[Dataset items]
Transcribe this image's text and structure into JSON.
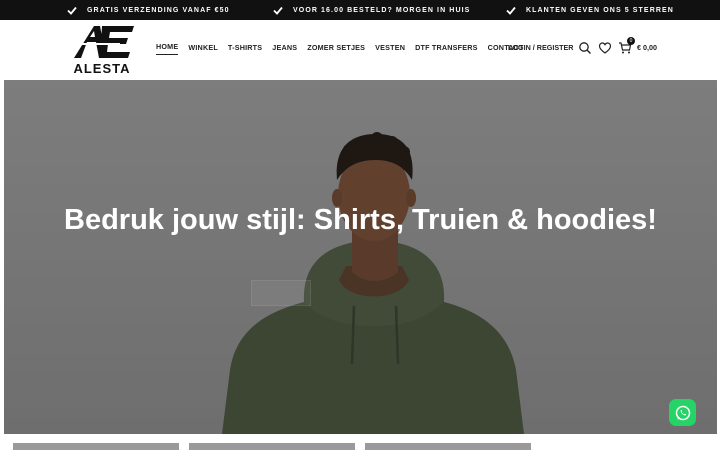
{
  "topbar": {
    "usps": [
      "GRATIS VERZENDING VANAF €50",
      "VOOR 16.00 BESTELD? MORGEN IN HUIS",
      "KLANTEN GEVEN ONS 5 STERREN"
    ],
    "check_icon": "check-icon"
  },
  "brand": {
    "name": "ALESTA",
    "mark": "AE"
  },
  "nav": {
    "items": [
      "HOME",
      "WINKEL",
      "T-SHIRTS",
      "JEANS",
      "ZOMER SETJES",
      "VESTEN",
      "DTF TRANSFERS",
      "CONTACT"
    ],
    "active": "HOME"
  },
  "header_actions": {
    "login": "LOGIN / REGISTER",
    "cart_count": "0",
    "cart_total": "€ 0,00",
    "icons": [
      "search-icon",
      "heart-icon",
      "cart-icon"
    ]
  },
  "hero": {
    "title": "Bedruk jouw stijl: Shirts, Truien & hoodies!"
  },
  "colors": {
    "topbar_bg": "#111111",
    "accent": "#222222",
    "whatsapp": "#25d366",
    "hoodie": "#3c4633"
  }
}
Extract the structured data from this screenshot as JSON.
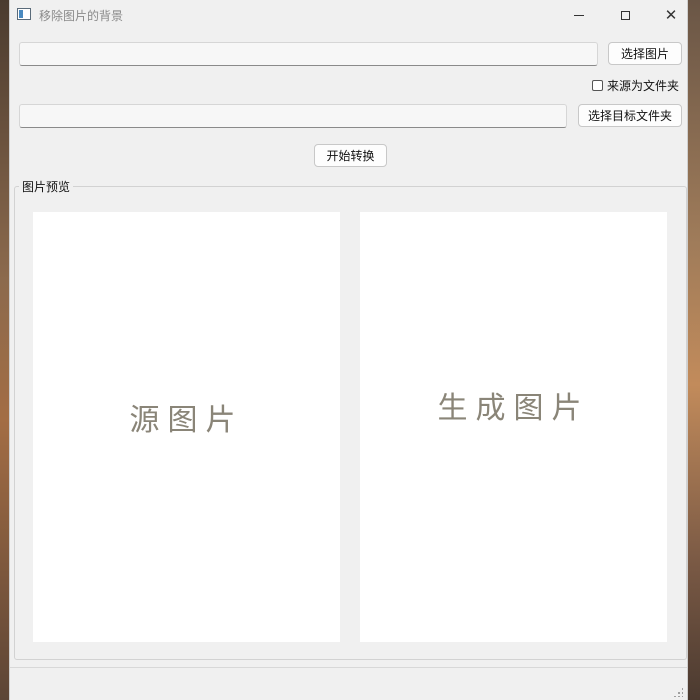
{
  "window": {
    "title": "移除图片的背景",
    "minimize_icon": "minimize-icon",
    "maximize_icon": "maximize-icon",
    "close_icon": "close-icon",
    "close_glyph": "✕"
  },
  "source": {
    "path_value": "",
    "choose_button_label": "选择图片",
    "folder_checkbox_label": "来源为文件夹",
    "folder_checkbox_checked": false
  },
  "target": {
    "path_value": "",
    "choose_button_label": "选择目标文件夹"
  },
  "actions": {
    "start_button_label": "开始转换"
  },
  "preview_group": {
    "title": "图片预览",
    "source_placeholder": "源图片",
    "result_placeholder": "生成图片"
  },
  "colors": {
    "window_bg": "#f0f0f0",
    "preview_bg": "#ffffff",
    "placeholder_text": "#8a8578"
  }
}
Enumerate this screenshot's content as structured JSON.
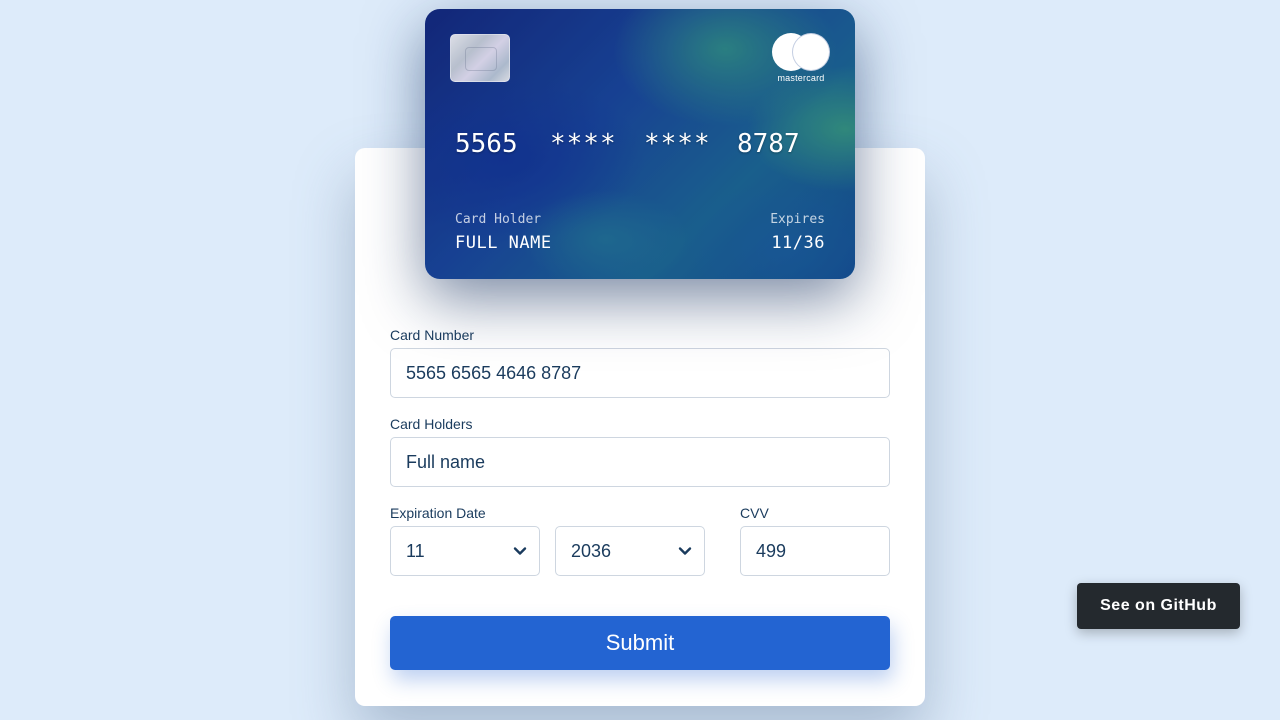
{
  "card": {
    "brand": "mastercard",
    "number_group_1": "5565",
    "number_group_2": "****",
    "number_group_3": "****",
    "number_group_4": "8787",
    "holder_label": "Card Holder",
    "holder_value": "FULL NAME",
    "expires_label": "Expires",
    "expires_value": "11/36"
  },
  "form": {
    "card_number_label": "Card Number",
    "card_number_value": "5565 6565 4646 8787",
    "card_holders_label": "Card Holders",
    "card_holders_value": "Full name",
    "expiration_label": "Expiration Date",
    "month_value": "11",
    "year_value": "2036",
    "cvv_label": "CVV",
    "cvv_value": "499",
    "submit_label": "Submit"
  },
  "github": {
    "label": "See on GitHub"
  },
  "colors": {
    "background": "#ddebfa",
    "accent": "#2364d2",
    "text": "#1a3b5d",
    "github_button": "#24292e"
  }
}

* **Required task**: Output only the lines from the line that contains "Enumerate this screenshot's" through the end of the material, both ends included, and skip every picture.

* **Exercise solution**:
Enumerate this screenshot's content as structured JSON.
{
  "card": {
    "brand": "mastercard",
    "number_group_1": "5565",
    "number_group_2": "****",
    "number_group_3": "****",
    "number_group_4": "8787",
    "holder_label": "Card Holder",
    "holder_value": "FULL NAME",
    "expires_label": "Expires",
    "expires_value": "11/36"
  },
  "form": {
    "card_number_label": "Card Number",
    "card_number_value": "5565 6565 4646 8787",
    "card_holders_label": "Card Holders",
    "card_holders_value": "Full name",
    "expiration_label": "Expiration Date",
    "month_value": "11",
    "year_value": "2036",
    "cvv_label": "CVV",
    "cvv_value": "499",
    "submit_label": "Submit"
  },
  "github": {
    "label": "See on GitHub"
  },
  "colors": {
    "background": "#ddebfa",
    "accent": "#2364d2",
    "text": "#1a3b5d",
    "github_button": "#24292e"
  }
}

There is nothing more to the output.